(Exercise directions)
What follows is a set of entries. Repeat them exactly, but not their pictures.

(Data shown)
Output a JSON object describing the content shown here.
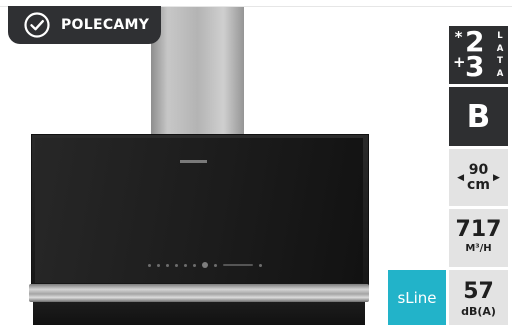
{
  "badge": {
    "label": "POLECAMY",
    "icon": "check-circle-icon"
  },
  "product": {
    "type": "chimney cooker hood image"
  },
  "specs": {
    "warranty": {
      "line1_symbol": "*",
      "line1_number": "2",
      "line2_symbol": "+",
      "line2_number": "3",
      "vertical_text": [
        "L",
        "A",
        "T",
        "A"
      ]
    },
    "energy_class": "B",
    "width": {
      "value": "90",
      "unit": "cm",
      "left_icon": "caret-left-icon",
      "right_icon": "caret-right-icon"
    },
    "airflow": {
      "value": "717",
      "unit": "M³/H"
    },
    "noise": {
      "value": "57",
      "unit": "dB(A)"
    },
    "series": "sLine"
  },
  "colors": {
    "badge_bg": "#2f3033",
    "tile_bg": "#e3e3e3",
    "dark_tile_bg": "#2e2f31",
    "series_bg": "#22b3c9"
  }
}
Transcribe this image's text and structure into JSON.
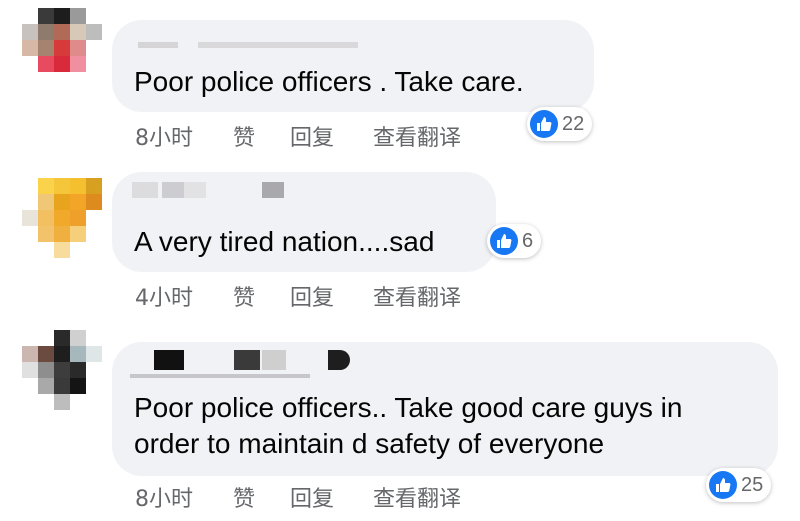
{
  "colors": {
    "bubble_bg": "#f0f2f5",
    "like_blue": "#1877f2",
    "meta_gray": "#65676b",
    "text": "#050505"
  },
  "comments": [
    {
      "text_lines": [
        "Poor police officers . Take care."
      ],
      "time": "8小时",
      "like_label": "赞",
      "reply_label": "回复",
      "translate_label": "查看翻译",
      "reaction_icon": "thumbs-up-icon",
      "reaction_count": "22"
    },
    {
      "text_lines": [
        "A very tired nation....sad"
      ],
      "time": "4小时",
      "like_label": "赞",
      "reply_label": "回复",
      "translate_label": "查看翻译",
      "reaction_icon": "thumbs-up-icon",
      "reaction_count": "6"
    },
    {
      "text_lines": [
        "Poor police officers.. Take good care guys in",
        "order to maintain d safety of everyone"
      ],
      "time": "8小时",
      "like_label": "赞",
      "reply_label": "回复",
      "translate_label": "查看翻译",
      "reaction_icon": "thumbs-up-icon",
      "reaction_count": "25"
    }
  ]
}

(Completed task)
Output a JSON object describing the content shown here.
{
  "badge": {
    "label": "POLECAMY",
    "icon": "check-circle-icon"
  },
  "product": {
    "type": "chimney cooker hood image"
  },
  "specs": {
    "warranty": {
      "line1_symbol": "*",
      "line1_number": "2",
      "line2_symbol": "+",
      "line2_number": "3",
      "vertical_text": [
        "L",
        "A",
        "T",
        "A"
      ]
    },
    "energy_class": "B",
    "width": {
      "value": "90",
      "unit": "cm",
      "left_icon": "caret-left-icon",
      "right_icon": "caret-right-icon"
    },
    "airflow": {
      "value": "717",
      "unit": "M³/H"
    },
    "noise": {
      "value": "57",
      "unit": "dB(A)"
    },
    "series": "sLine"
  },
  "colors": {
    "badge_bg": "#2f3033",
    "tile_bg": "#e3e3e3",
    "dark_tile_bg": "#2e2f31",
    "series_bg": "#22b3c9"
  }
}
Transcribe this image's text and structure into JSON.
{
  "colors": {
    "bubble_bg": "#f0f2f5",
    "like_blue": "#1877f2",
    "meta_gray": "#65676b",
    "text": "#050505"
  },
  "comments": [
    {
      "text_lines": [
        "Poor police officers . Take care."
      ],
      "time": "8小时",
      "like_label": "赞",
      "reply_label": "回复",
      "translate_label": "查看翻译",
      "reaction_icon": "thumbs-up-icon",
      "reaction_count": "22"
    },
    {
      "text_lines": [
        "A very tired nation....sad"
      ],
      "time": "4小时",
      "like_label": "赞",
      "reply_label": "回复",
      "translate_label": "查看翻译",
      "reaction_icon": "thumbs-up-icon",
      "reaction_count": "6"
    },
    {
      "text_lines": [
        "Poor police officers.. Take good care guys in",
        "order to maintain d safety of everyone"
      ],
      "time": "8小时",
      "like_label": "赞",
      "reply_label": "回复",
      "translate_label": "查看翻译",
      "reaction_icon": "thumbs-up-icon",
      "reaction_count": "25"
    }
  ]
}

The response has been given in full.